Start of DATA
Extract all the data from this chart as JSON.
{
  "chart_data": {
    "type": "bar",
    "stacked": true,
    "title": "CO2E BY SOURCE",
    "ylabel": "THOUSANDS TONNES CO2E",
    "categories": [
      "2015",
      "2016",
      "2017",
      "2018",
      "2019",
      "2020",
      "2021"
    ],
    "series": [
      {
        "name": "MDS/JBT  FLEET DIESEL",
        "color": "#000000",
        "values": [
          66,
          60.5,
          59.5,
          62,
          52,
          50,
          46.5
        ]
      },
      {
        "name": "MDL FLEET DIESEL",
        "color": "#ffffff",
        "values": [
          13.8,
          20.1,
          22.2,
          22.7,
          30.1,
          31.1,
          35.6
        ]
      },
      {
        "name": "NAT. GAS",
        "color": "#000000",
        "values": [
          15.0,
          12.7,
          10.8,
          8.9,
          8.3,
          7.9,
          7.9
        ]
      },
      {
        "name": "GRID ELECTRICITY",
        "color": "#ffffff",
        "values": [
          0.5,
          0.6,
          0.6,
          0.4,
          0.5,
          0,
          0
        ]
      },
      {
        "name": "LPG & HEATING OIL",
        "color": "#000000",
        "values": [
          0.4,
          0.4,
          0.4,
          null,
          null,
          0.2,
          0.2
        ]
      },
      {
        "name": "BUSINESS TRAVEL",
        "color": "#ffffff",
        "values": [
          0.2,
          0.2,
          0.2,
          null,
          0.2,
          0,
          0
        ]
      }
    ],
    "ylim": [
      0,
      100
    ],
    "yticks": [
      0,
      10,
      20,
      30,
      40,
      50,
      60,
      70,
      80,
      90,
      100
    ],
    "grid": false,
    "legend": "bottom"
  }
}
End of DATA
PROBLEM REQUIREMENTS: Tally the lines containing "name". Provide the number without any other words.

WRITTEN ANSWER: 6